(Stored data entries)
▬▬▬▬▬▬▬▬▬▬
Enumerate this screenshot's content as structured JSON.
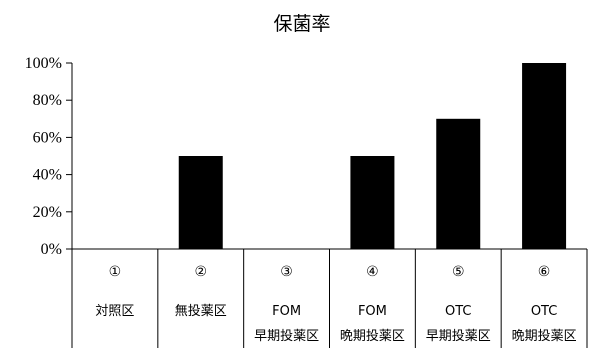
{
  "chart_data": {
    "type": "bar",
    "title": "保菌率",
    "categories": [
      {
        "number": "①",
        "line1": "対照区",
        "line2": ""
      },
      {
        "number": "②",
        "line1": "無投薬区",
        "line2": ""
      },
      {
        "number": "③",
        "line1": "FOM",
        "line2": "早期投薬区"
      },
      {
        "number": "④",
        "line1": "FOM",
        "line2": "晩期投薬区"
      },
      {
        "number": "⑤",
        "line1": "OTC",
        "line2": "早期投薬区"
      },
      {
        "number": "⑥",
        "line1": "OTC",
        "line2": "晩期投薬区"
      }
    ],
    "values": [
      0,
      50,
      0,
      50,
      70,
      100
    ],
    "ylim": [
      0,
      100
    ],
    "yticks": [
      "0%",
      "20%",
      "40%",
      "60%",
      "80%",
      "100%"
    ],
    "xlabel": "",
    "ylabel": "",
    "grid": false,
    "bar_color": "#000000"
  }
}
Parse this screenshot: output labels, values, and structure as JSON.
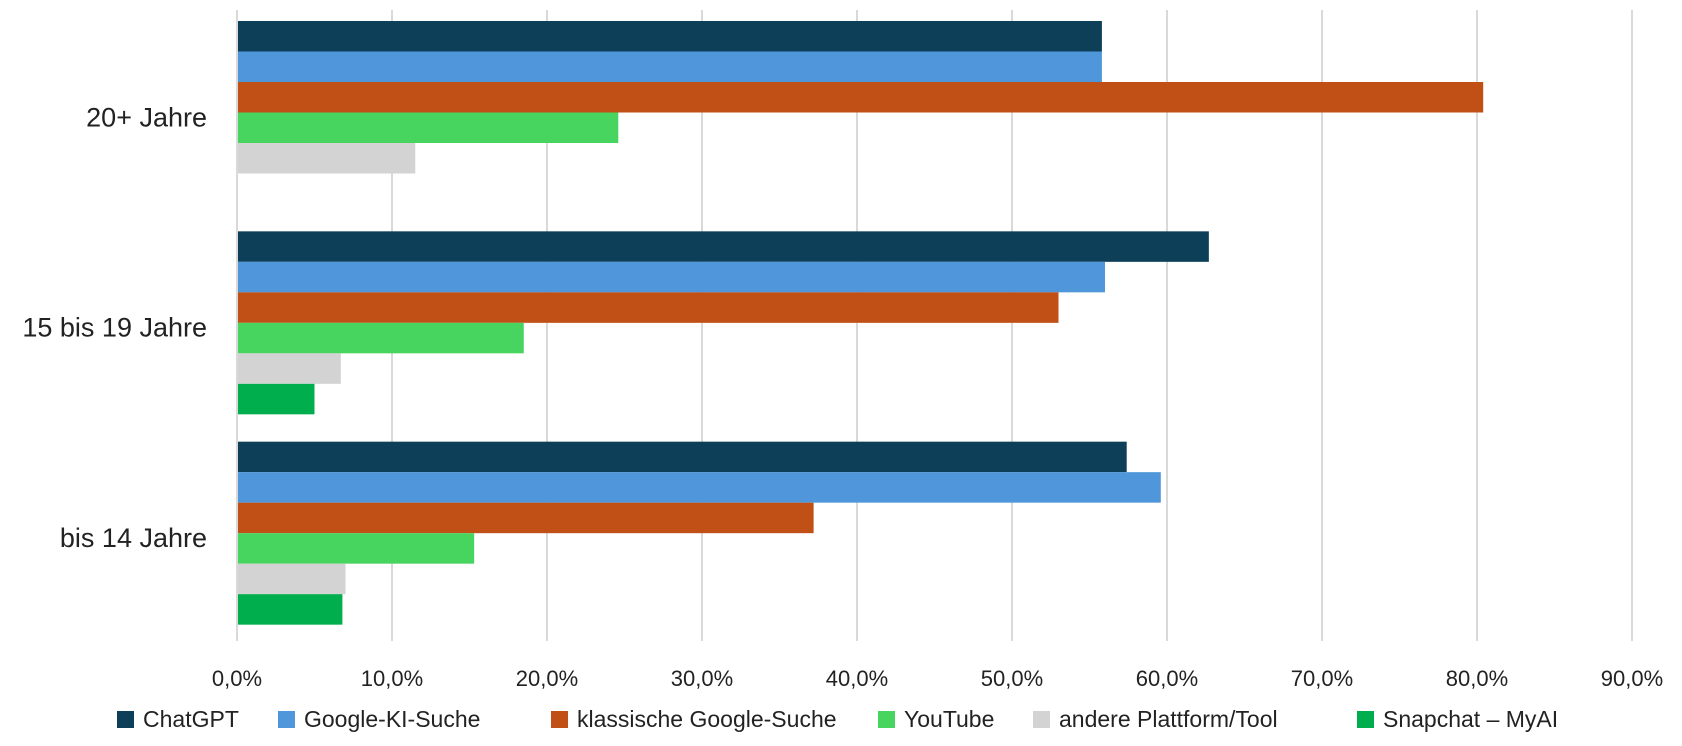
{
  "chart_data": {
    "type": "bar",
    "orientation": "horizontal",
    "categories": [
      "20+ Jahre",
      "15 bis 19 Jahre",
      "bis 14 Jahre"
    ],
    "series": [
      {
        "name": "ChatGPT",
        "color": "#0D4058",
        "values": [
          55.8,
          62.7,
          57.4
        ]
      },
      {
        "name": "Google-KI-Suche",
        "color": "#4F97DA",
        "values": [
          55.8,
          56.0,
          59.6
        ]
      },
      {
        "name": "klassische Google-Suche",
        "color": "#C05015",
        "values": [
          80.4,
          53.0,
          37.2
        ]
      },
      {
        "name": "YouTube",
        "color": "#47D45F",
        "values": [
          24.6,
          18.5,
          15.3
        ]
      },
      {
        "name": "andere Plattform/Tool",
        "color": "#D3D3D3",
        "values": [
          11.5,
          6.7,
          7.0
        ]
      },
      {
        "name": "Snapchat – MyAI",
        "color": "#00AE4D",
        "values": [
          0,
          5.0,
          6.8
        ]
      }
    ],
    "xlim": [
      0,
      90
    ],
    "x_ticks": [
      "0,0%",
      "10,0%",
      "20,0%",
      "30,0%",
      "40,0%",
      "50,0%",
      "60,0%",
      "70,0%",
      "80,0%",
      "90,0%"
    ],
    "grid": true,
    "legend": "bottom",
    "title": "",
    "xlabel": "",
    "ylabel": ""
  }
}
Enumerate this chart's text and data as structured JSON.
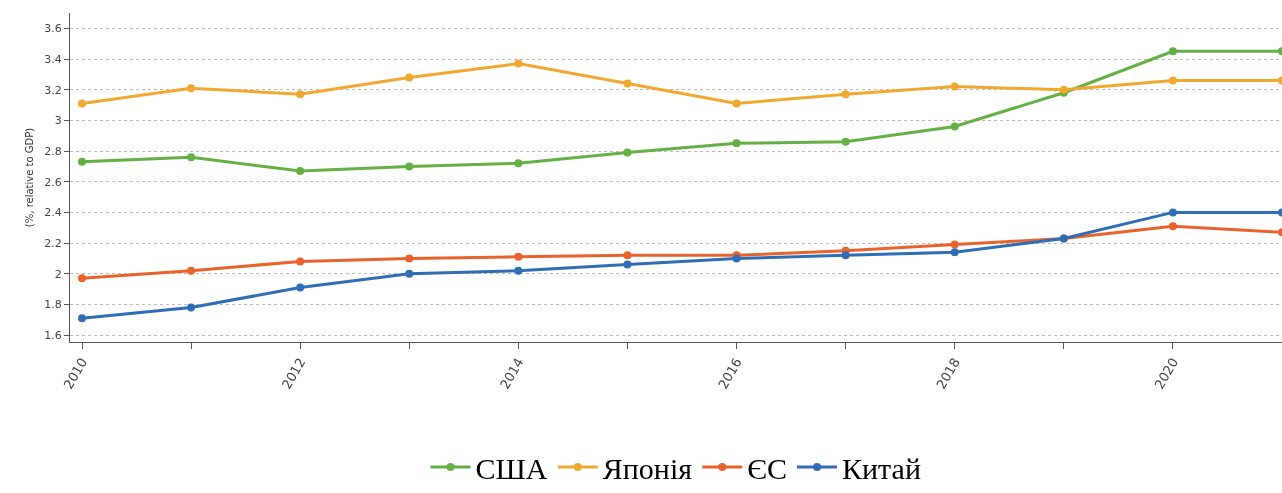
{
  "chart_data": {
    "type": "line",
    "ylabel": "(%, relative to GDP)",
    "x": [
      2010,
      2011,
      2012,
      2013,
      2014,
      2015,
      2016,
      2017,
      2018,
      2019,
      2020,
      2021
    ],
    "series": [
      {
        "name": "США",
        "color": "#65b045",
        "values": [
          2.73,
          2.76,
          2.67,
          2.7,
          2.72,
          2.79,
          2.85,
          2.86,
          2.96,
          3.18,
          3.45,
          3.45
        ]
      },
      {
        "name": "Японія",
        "color": "#f0a830",
        "values": [
          3.11,
          3.21,
          3.17,
          3.28,
          3.37,
          3.24,
          3.11,
          3.17,
          3.22,
          3.2,
          3.26,
          3.26
        ]
      },
      {
        "name": "ЄС",
        "color": "#e8632b",
        "values": [
          1.97,
          2.02,
          2.08,
          2.1,
          2.11,
          2.12,
          2.12,
          2.15,
          2.19,
          2.23,
          2.31,
          2.27
        ]
      },
      {
        "name": "Китай",
        "color": "#2f6db5",
        "values": [
          1.71,
          1.78,
          1.91,
          2.0,
          2.02,
          2.06,
          2.1,
          2.12,
          2.14,
          2.23,
          2.4,
          2.4
        ]
      }
    ],
    "xlim": [
      2009.89,
      2021
    ],
    "xticks": [
      2010,
      {
        "value": 2011,
        "label": null
      },
      2012,
      {
        "value": 2013,
        "label": null
      },
      2014,
      {
        "value": 2015,
        "label": null
      },
      2016,
      {
        "value": 2017,
        "label": null
      },
      2018,
      {
        "value": 2019,
        "label": null
      },
      2020,
      {
        "value": 2021,
        "label": null
      }
    ],
    "ylim": [
      1.555,
      3.7
    ],
    "yticks": [
      1.6,
      1.8,
      2,
      2.2,
      2.4,
      2.6,
      2.8,
      3,
      3.2,
      3.4,
      3.6
    ],
    "grid": "y",
    "legend": "bottom",
    "marker": "circle",
    "line_style": "solid"
  }
}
▬▬▬▬▬▬▬▬▬▬
:: Instructions for the task ::
None of the pictures should appear; repeat the records exactly otherwise.

:: Solution to the exercise ::
Enumerate this screenshot's content as structured JSON.
{
  "chart_data": {
    "type": "bar",
    "title": "保菌率",
    "categories": [
      {
        "number": "①",
        "line1": "対照区",
        "line2": ""
      },
      {
        "number": "②",
        "line1": "無投薬区",
        "line2": ""
      },
      {
        "number": "③",
        "line1": "FOM",
        "line2": "早期投薬区"
      },
      {
        "number": "④",
        "line1": "FOM",
        "line2": "晩期投薬区"
      },
      {
        "number": "⑤",
        "line1": "OTC",
        "line2": "早期投薬区"
      },
      {
        "number": "⑥",
        "line1": "OTC",
        "line2": "晩期投薬区"
      }
    ],
    "values": [
      0,
      50,
      0,
      50,
      70,
      100
    ],
    "ylim": [
      0,
      100
    ],
    "yticks": [
      "0%",
      "20%",
      "40%",
      "60%",
      "80%",
      "100%"
    ],
    "xlabel": "",
    "ylabel": "",
    "grid": false,
    "bar_color": "#000000"
  }
}
Parse this screenshot: output labels, values, and structure as JSON.
{
  "chart_data": {
    "type": "bar",
    "orientation": "horizontal",
    "categories": [
      "20+ Jahre",
      "15 bis 19 Jahre",
      "bis 14 Jahre"
    ],
    "series": [
      {
        "name": "ChatGPT",
        "color": "#0D4058",
        "values": [
          55.8,
          62.7,
          57.4
        ]
      },
      {
        "name": "Google-KI-Suche",
        "color": "#4F97DA",
        "values": [
          55.8,
          56.0,
          59.6
        ]
      },
      {
        "name": "klassische Google-Suche",
        "color": "#C05015",
        "values": [
          80.4,
          53.0,
          37.2
        ]
      },
      {
        "name": "YouTube",
        "color": "#47D45F",
        "values": [
          24.6,
          18.5,
          15.3
        ]
      },
      {
        "name": "andere Plattform/Tool",
        "color": "#D3D3D3",
        "values": [
          11.5,
          6.7,
          7.0
        ]
      },
      {
        "name": "Snapchat – MyAI",
        "color": "#00AE4D",
        "values": [
          0,
          5.0,
          6.8
        ]
      }
    ],
    "xlim": [
      0,
      90
    ],
    "x_ticks": [
      "0,0%",
      "10,0%",
      "20,0%",
      "30,0%",
      "40,0%",
      "50,0%",
      "60,0%",
      "70,0%",
      "80,0%",
      "90,0%"
    ],
    "grid": true,
    "legend": "bottom",
    "title": "",
    "xlabel": "",
    "ylabel": ""
  }
}
Enumerate this chart's text and data as structured JSON.
{
  "chart_data": {
    "type": "line",
    "ylabel": "(%, relative to GDP)",
    "x": [
      2010,
      2011,
      2012,
      2013,
      2014,
      2015,
      2016,
      2017,
      2018,
      2019,
      2020,
      2021
    ],
    "series": [
      {
        "name": "США",
        "color": "#65b045",
        "values": [
          2.73,
          2.76,
          2.67,
          2.7,
          2.72,
          2.79,
          2.85,
          2.86,
          2.96,
          3.18,
          3.45,
          3.45
        ]
      },
      {
        "name": "Японія",
        "color": "#f0a830",
        "values": [
          3.11,
          3.21,
          3.17,
          3.28,
          3.37,
          3.24,
          3.11,
          3.17,
          3.22,
          3.2,
          3.26,
          3.26
        ]
      },
      {
        "name": "ЄС",
        "color": "#e8632b",
        "values": [
          1.97,
          2.02,
          2.08,
          2.1,
          2.11,
          2.12,
          2.12,
          2.15,
          2.19,
          2.23,
          2.31,
          2.27
        ]
      },
      {
        "name": "Китай",
        "color": "#2f6db5",
        "values": [
          1.71,
          1.78,
          1.91,
          2.0,
          2.02,
          2.06,
          2.1,
          2.12,
          2.14,
          2.23,
          2.4,
          2.4
        ]
      }
    ],
    "xlim": [
      2009.89,
      2021
    ],
    "xticks": [
      2010,
      {
        "value": 2011,
        "label": null
      },
      2012,
      {
        "value": 2013,
        "label": null
      },
      2014,
      {
        "value": 2015,
        "label": null
      },
      2016,
      {
        "value": 2017,
        "label": null
      },
      2018,
      {
        "value": 2019,
        "label": null
      },
      2020,
      {
        "value": 2021,
        "label": null
      }
    ],
    "ylim": [
      1.555,
      3.7
    ],
    "yticks": [
      1.6,
      1.8,
      2,
      2.2,
      2.4,
      2.6,
      2.8,
      3,
      3.2,
      3.4,
      3.6
    ],
    "grid": "y",
    "legend": "bottom",
    "marker": "circle",
    "line_style": "solid"
  }
}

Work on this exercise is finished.